Provided data -
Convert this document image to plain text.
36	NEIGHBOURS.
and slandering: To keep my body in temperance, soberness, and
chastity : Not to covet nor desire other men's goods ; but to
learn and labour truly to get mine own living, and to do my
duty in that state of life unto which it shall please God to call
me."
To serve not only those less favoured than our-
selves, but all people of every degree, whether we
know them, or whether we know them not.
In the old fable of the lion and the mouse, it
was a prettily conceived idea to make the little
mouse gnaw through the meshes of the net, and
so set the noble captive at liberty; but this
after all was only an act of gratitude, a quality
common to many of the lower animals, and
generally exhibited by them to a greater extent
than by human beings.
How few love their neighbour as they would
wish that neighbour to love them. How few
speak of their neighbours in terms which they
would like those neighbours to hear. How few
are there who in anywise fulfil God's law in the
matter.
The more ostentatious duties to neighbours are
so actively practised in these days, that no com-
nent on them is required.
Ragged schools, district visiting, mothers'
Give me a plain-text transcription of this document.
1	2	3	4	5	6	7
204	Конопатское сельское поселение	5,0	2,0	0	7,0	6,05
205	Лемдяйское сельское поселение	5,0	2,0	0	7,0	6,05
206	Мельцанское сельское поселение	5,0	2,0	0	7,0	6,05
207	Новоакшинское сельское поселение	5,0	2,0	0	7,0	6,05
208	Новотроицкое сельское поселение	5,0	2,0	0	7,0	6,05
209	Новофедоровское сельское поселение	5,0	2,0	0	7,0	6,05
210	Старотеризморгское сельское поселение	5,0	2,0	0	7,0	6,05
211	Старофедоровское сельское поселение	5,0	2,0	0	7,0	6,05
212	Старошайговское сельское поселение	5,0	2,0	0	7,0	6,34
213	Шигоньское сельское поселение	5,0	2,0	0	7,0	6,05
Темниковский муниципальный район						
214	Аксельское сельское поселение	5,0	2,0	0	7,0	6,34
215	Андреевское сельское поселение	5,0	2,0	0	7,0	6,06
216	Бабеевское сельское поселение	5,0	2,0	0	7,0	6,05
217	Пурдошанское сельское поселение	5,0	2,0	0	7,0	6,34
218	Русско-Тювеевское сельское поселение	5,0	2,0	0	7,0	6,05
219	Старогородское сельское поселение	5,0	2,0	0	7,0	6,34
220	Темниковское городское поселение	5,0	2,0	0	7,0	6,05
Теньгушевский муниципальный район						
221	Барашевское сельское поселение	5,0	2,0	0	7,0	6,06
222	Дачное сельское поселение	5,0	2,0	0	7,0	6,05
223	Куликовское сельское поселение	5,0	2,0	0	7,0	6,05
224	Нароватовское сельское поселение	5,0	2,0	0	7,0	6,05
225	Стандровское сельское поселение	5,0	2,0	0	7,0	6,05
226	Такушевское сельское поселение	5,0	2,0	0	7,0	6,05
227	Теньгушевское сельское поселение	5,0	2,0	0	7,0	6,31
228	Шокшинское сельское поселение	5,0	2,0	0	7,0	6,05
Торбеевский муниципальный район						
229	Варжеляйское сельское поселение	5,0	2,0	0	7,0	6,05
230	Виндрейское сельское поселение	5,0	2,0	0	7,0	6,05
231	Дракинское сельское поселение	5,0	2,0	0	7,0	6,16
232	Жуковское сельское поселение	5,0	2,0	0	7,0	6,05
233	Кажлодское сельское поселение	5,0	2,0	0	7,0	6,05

Exercise aim - Reproduce the lines from the one containing "Give me a plain-text" to the end of the entries, keeping both ends and adding nothing.

Response to this exercise -
Give me a plain-text transcription of this document.
1	2	3	4	5	6	7
204	Конопатское сельское поселение	5,0	2,0	0	7,0	6,05
205	Лемдяйское сельское поселение	5,0	2,0	0	7,0	6,05
206	Мельцанское сельское поселение	5,0	2,0	0	7,0	6,05
207	Новоакшинское сельское поселение	5,0	2,0	0	7,0	6,05
208	Новотроицкое сельское поселение	5,0	2,0	0	7,0	6,05
209	Новофедоровское сельское поселение	5,0	2,0	0	7,0	6,05
210	Старотеризморгское сельское поселение	5,0	2,0	0	7,0	6,05
211	Старофедоровское сельское поселение	5,0	2,0	0	7,0	6,05
212	Старошайговское сельское поселение	5,0	2,0	0	7,0	6,34
213	Шигоньское сельское поселение	5,0	2,0	0	7,0	6,05
Темниковский муниципальный район						
214	Аксельское сельское поселение	5,0	2,0	0	7,0	6,34
215	Андреевское сельское поселение	5,0	2,0	0	7,0	6,06
216	Бабеевское сельское поселение	5,0	2,0	0	7,0	6,05
217	Пурдошанское сельское поселение	5,0	2,0	0	7,0	6,34
218	Русско-Тювеевское сельское поселение	5,0	2,0	0	7,0	6,05
219	Старогородское сельское поселение	5,0	2,0	0	7,0	6,34
220	Темниковское городское поселение	5,0	2,0	0	7,0	6,05
Теньгушевский муниципальный район						
221	Барашевское сельское поселение	5,0	2,0	0	7,0	6,06
222	Дачное сельское поселение	5,0	2,0	0	7,0	6,05
223	Куликовское сельское поселение	5,0	2,0	0	7,0	6,05
224	Нароватовское сельское поселение	5,0	2,0	0	7,0	6,05
225	Стандровское сельское поселение	5,0	2,0	0	7,0	6,05
226	Такушевское сельское поселение	5,0	2,0	0	7,0	6,05
227	Теньгушевское сельское поселение	5,0	2,0	0	7,0	6,31
228	Шокшинское сельское поселение	5,0	2,0	0	7,0	6,05
Торбеевский муниципальный район						
229	Варжеляйское сельское поселение	5,0	2,0	0	7,0	6,05
230	Виндрейское сельское поселение	5,0	2,0	0	7,0	6,05
231	Дракинское сельское поселение	5,0	2,0	0	7,0	6,16
232	Жуковское сельское поселение	5,0	2,0	0	7,0	6,05
233	Кажлодское сельское поселение	5,0	2,0	0	7,0	6,05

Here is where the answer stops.